TASK REQUIREMENTS - Copy the records below verbatim, from their first line through the line that contains "panorama-image [109, 127, 374, 259]", with both of those lines included.

THE RECORDS -
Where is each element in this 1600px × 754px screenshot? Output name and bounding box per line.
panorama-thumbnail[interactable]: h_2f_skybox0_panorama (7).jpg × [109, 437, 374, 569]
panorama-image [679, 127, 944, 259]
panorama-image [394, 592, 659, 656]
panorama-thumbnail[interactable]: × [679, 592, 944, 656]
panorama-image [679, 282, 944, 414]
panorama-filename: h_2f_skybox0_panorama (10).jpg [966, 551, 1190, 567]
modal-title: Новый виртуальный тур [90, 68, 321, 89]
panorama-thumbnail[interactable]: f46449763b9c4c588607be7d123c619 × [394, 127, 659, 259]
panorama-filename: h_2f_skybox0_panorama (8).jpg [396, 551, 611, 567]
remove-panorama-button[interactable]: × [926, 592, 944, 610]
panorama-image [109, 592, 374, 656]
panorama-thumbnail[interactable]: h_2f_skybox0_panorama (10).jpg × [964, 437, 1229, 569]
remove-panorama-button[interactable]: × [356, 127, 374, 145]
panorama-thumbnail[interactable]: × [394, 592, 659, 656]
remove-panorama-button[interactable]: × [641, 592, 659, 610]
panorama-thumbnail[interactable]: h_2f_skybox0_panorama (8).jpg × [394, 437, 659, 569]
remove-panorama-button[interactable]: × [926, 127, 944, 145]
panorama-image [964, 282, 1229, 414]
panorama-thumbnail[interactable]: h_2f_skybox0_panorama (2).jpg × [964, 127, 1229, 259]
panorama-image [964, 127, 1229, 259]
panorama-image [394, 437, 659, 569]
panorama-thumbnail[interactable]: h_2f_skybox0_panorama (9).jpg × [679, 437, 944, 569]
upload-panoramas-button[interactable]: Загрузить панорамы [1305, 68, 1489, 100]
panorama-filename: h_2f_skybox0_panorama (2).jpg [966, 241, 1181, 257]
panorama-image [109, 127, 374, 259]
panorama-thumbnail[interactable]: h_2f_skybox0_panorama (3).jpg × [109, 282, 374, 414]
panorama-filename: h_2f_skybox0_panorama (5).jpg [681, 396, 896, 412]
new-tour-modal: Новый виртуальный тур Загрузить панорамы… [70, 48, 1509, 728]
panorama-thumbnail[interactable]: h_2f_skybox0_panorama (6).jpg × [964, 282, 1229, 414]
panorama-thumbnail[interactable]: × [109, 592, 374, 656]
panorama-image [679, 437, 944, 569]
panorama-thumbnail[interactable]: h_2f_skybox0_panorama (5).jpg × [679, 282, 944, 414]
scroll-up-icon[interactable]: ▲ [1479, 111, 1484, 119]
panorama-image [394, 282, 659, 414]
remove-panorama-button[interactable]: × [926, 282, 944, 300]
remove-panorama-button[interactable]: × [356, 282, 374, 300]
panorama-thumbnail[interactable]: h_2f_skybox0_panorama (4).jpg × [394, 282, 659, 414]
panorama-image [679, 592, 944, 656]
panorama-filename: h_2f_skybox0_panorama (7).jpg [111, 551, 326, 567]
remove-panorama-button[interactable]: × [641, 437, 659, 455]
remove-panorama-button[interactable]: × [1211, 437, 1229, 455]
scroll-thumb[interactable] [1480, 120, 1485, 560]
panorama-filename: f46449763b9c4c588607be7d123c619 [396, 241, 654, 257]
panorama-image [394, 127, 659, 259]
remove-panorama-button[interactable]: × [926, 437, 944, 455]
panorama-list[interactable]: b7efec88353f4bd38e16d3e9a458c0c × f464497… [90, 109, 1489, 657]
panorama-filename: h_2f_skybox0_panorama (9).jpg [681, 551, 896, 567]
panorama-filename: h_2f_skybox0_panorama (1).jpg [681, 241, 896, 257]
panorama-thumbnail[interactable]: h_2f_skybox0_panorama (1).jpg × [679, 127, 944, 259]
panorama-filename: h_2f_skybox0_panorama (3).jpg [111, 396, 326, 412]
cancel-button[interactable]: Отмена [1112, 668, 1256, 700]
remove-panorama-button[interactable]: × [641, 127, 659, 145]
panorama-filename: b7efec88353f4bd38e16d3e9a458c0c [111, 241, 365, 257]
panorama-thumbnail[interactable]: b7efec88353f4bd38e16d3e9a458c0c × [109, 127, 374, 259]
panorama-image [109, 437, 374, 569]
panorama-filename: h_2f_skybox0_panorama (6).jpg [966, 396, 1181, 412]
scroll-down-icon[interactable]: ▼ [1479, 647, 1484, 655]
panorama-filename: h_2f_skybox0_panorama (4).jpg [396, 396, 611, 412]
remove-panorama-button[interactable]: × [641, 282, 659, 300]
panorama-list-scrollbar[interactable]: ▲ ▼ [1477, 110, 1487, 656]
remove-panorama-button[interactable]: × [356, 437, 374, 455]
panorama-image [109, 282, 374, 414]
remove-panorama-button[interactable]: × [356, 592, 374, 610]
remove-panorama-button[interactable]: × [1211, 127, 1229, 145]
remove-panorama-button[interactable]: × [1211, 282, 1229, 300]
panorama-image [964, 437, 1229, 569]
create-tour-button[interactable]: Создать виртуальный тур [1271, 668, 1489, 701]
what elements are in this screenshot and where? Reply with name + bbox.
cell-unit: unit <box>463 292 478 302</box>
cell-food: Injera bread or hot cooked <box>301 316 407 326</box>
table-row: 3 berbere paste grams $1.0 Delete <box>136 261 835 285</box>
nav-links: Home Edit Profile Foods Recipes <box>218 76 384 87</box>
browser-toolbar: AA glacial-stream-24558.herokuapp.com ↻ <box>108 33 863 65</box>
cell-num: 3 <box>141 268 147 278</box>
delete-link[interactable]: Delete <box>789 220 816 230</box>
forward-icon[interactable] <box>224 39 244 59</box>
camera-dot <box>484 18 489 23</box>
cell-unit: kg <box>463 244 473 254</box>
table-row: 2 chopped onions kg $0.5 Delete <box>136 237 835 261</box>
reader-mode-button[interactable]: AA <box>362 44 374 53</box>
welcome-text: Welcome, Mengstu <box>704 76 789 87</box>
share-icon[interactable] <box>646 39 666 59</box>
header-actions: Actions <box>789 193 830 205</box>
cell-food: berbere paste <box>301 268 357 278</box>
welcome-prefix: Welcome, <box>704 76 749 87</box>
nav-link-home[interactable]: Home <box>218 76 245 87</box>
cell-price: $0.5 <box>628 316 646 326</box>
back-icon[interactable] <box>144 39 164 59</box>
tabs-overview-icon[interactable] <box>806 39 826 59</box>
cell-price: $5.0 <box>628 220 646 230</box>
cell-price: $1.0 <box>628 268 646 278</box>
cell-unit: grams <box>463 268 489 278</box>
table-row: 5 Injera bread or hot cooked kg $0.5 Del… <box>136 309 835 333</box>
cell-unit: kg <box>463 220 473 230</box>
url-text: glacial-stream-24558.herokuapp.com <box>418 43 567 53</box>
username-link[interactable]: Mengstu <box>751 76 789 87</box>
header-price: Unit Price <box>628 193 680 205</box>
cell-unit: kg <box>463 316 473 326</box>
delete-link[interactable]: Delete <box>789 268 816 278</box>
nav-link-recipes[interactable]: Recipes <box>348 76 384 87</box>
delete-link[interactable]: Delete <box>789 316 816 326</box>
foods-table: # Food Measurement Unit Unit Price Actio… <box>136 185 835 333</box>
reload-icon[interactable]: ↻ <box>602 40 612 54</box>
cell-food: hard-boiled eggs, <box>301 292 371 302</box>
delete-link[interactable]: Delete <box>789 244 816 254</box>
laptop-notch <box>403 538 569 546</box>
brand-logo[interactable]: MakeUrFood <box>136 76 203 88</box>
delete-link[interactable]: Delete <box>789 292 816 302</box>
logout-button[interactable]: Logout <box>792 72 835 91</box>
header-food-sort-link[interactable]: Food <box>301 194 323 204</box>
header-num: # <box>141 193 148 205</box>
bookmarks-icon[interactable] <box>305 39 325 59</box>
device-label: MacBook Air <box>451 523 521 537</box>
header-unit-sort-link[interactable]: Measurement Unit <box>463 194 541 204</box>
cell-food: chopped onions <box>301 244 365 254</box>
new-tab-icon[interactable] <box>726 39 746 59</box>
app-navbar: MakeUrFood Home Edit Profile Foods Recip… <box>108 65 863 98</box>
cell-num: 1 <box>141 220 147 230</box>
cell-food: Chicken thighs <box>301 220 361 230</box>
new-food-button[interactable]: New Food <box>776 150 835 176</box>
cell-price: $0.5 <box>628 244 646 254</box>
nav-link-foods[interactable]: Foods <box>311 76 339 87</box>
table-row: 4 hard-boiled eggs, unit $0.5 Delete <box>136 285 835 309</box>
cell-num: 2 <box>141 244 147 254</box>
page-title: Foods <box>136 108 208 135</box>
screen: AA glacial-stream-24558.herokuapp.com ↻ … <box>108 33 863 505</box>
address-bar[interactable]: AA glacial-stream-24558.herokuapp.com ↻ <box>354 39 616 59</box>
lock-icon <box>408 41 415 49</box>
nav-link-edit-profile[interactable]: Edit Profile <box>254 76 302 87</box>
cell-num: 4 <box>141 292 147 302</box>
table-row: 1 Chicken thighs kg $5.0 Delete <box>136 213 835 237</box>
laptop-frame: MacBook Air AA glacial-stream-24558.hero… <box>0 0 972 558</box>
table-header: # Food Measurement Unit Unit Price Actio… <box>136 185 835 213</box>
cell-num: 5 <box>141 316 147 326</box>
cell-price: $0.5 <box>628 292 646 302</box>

COMPLETE ANSWER -
Where is each element in this 1600px × 754px screenshot? Output name and bounding box per line.
panorama-thumbnail[interactable]: h_2f_skybox0_panorama (7).jpg × [109, 437, 374, 569]
panorama-image [679, 127, 944, 259]
panorama-image [394, 592, 659, 656]
panorama-thumbnail[interactable]: × [679, 592, 944, 656]
panorama-image [679, 282, 944, 414]
panorama-filename: h_2f_skybox0_panorama (10).jpg [966, 551, 1190, 567]
modal-title: Новый виртуальный тур [90, 68, 321, 89]
panorama-thumbnail[interactable]: f46449763b9c4c588607be7d123c619 × [394, 127, 659, 259]
panorama-filename: h_2f_skybox0_panorama (8).jpg [396, 551, 611, 567]
remove-panorama-button[interactable]: × [926, 592, 944, 610]
panorama-image [109, 592, 374, 656]
panorama-thumbnail[interactable]: h_2f_skybox0_panorama (10).jpg × [964, 437, 1229, 569]
remove-panorama-button[interactable]: × [356, 127, 374, 145]
panorama-thumbnail[interactable]: × [394, 592, 659, 656]
remove-panorama-button[interactable]: × [641, 592, 659, 610]
panorama-thumbnail[interactable]: h_2f_skybox0_panorama (8).jpg × [394, 437, 659, 569]
remove-panorama-button[interactable]: × [926, 127, 944, 145]
panorama-image [964, 282, 1229, 414]
panorama-thumbnail[interactable]: h_2f_skybox0_panorama (2).jpg × [964, 127, 1229, 259]
panorama-image [964, 127, 1229, 259]
panorama-image [394, 437, 659, 569]
panorama-thumbnail[interactable]: h_2f_skybox0_panorama (9).jpg × [679, 437, 944, 569]
upload-panoramas-button[interactable]: Загрузить панорамы [1305, 68, 1489, 100]
panorama-filename: h_2f_skybox0_panorama (2).jpg [966, 241, 1181, 257]
panorama-image [109, 127, 374, 259]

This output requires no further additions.